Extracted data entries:
· · ·

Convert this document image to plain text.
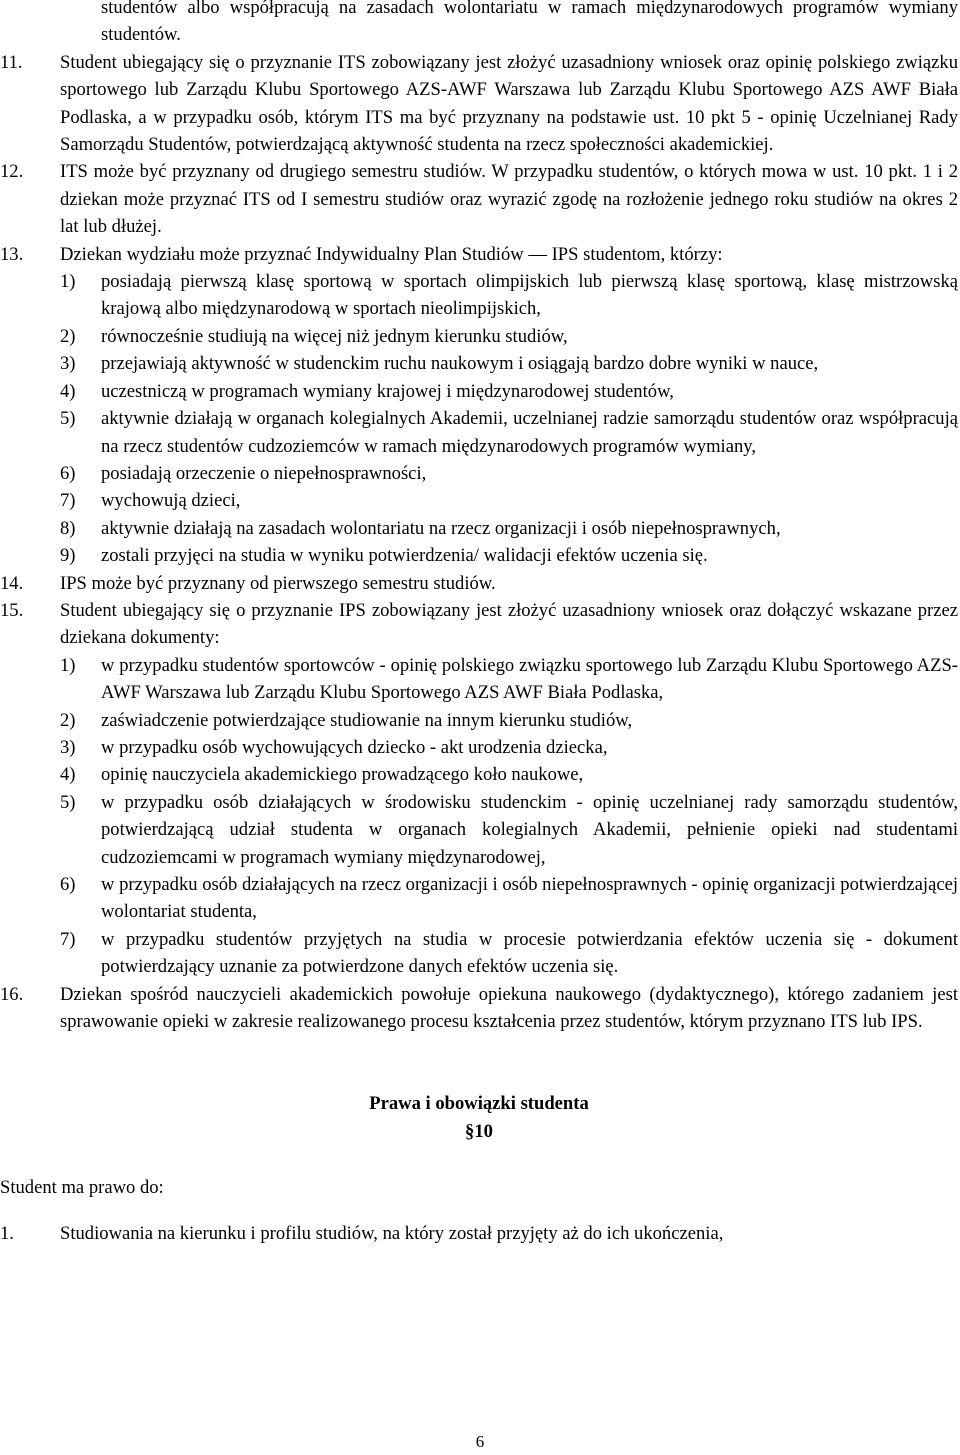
studentów albo współpracują na zasadach wolontariatu w ramach międzynarodowych programów wymiany studentów.

11. Student ubiegający się o przyznanie ITS zobowiązany jest złożyć uzasadniony wniosek oraz opinię polskiego związku sportowego lub Zarządu Klubu Sportowego AZS-AWF Warszawa lub Zarządu Klubu Sportowego AZS AWF Biała Podlaska, a w przypadku osób, którym ITS ma być przyznany na podstawie ust. 10 pkt 5 - opinię Uczelnianej Rady Samorządu Studentów, potwierdzającą aktywność studenta na rzecz społeczności akademickiej.
12. ITS może być przyznany od drugiego semestru studiów. W przypadku studentów, o których mowa w ust. 10 pkt. 1 i 2 dziekan może przyznać ITS od I semestru studiów oraz wyrazić zgodę na rozłożenie jednego roku studiów na okres 2 lat lub dłużej.
13. Dziekan wydziału może przyznać Indywidualny Plan Studiów ― IPS studentom, którzy:
1) posiadają pierwszą klasę sportową w sportach olimpijskich lub pierwszą klasę sportową, klasę mistrzowską krajową albo międzynarodową w sportach nieolimpijskich,
2) równocześnie studiują na więcej niż jednym kierunku studiów,
3) przejawiają aktywność w studenckim ruchu naukowym i osiągają bardzo dobre wyniki w nauce,
4) uczestniczą w programach wymiany krajowej i międzynarodowej studentów,
5) aktywnie działają w organach kolegialnych Akademii, uczelnianej radzie samorządu studentów oraz współpracują na rzecz studentów cudzoziemców w ramach międzynarodowych programów wymiany,
6) posiadają orzeczenie o niepełnosprawności,
7) wychowują dzieci,
8) aktywnie działają na zasadach wolontariatu na rzecz organizacji i osób niepełnosprawnych,
9) zostali przyjęci na studia w wyniku potwierdzenia/ walidacji efektów uczenia się.
14. IPS może być przyznany od pierwszego semestru studiów.
15. Student ubiegający się o przyznanie IPS zobowiązany jest złożyć uzasadniony wniosek oraz dołączyć wskazane przez dziekana dokumenty:
1) w przypadku studentów sportowców - opinię polskiego związku sportowego lub Zarządu Klubu Sportowego AZS-AWF Warszawa lub Zarządu Klubu Sportowego AZS AWF Biała Podlaska,
2) zaświadczenie potwierdzające studiowanie na innym kierunku studiów,
3) w przypadku osób wychowujących dziecko - akt urodzenia dziecka,
4) opinię nauczyciela akademickiego prowadzącego koło naukowe,
5) w przypadku osób działających w środowisku studenckim - opinię uczelnianej rady samorządu studentów, potwierdzającą udział studenta w organach kolegialnych Akademii, pełnienie opieki nad studentami cudzoziemcami w programach wymiany międzynarodowej,
6) w przypadku osób działających na rzecz organizacji i osób niepełnosprawnych - opinię organizacji potwierdzającej wolontariat studenta,
7) w przypadku studentów przyjętych na studia w procesie potwierdzania efektów uczenia się - dokument potwierdzający uznanie za potwierdzone danych efektów uczenia się.
16. Dziekan spośród nauczycieli akademickich powołuje opiekuna naukowego (dydaktycznego), którego zadaniem jest sprawowanie opieki w zakresie realizowanego procesu kształcenia przez studentów, którym przyznano ITS lub IPS.

Prawa i obowiązki studenta

§10

Student ma prawo do:

1. Studiowania na kierunku i profilu studiów, na który został przyjęty aż do ich ukończenia,
6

· · ·

• [Given instruction] Return only the count of lines in the records that hold the word "albo".

• [Correct answer] 2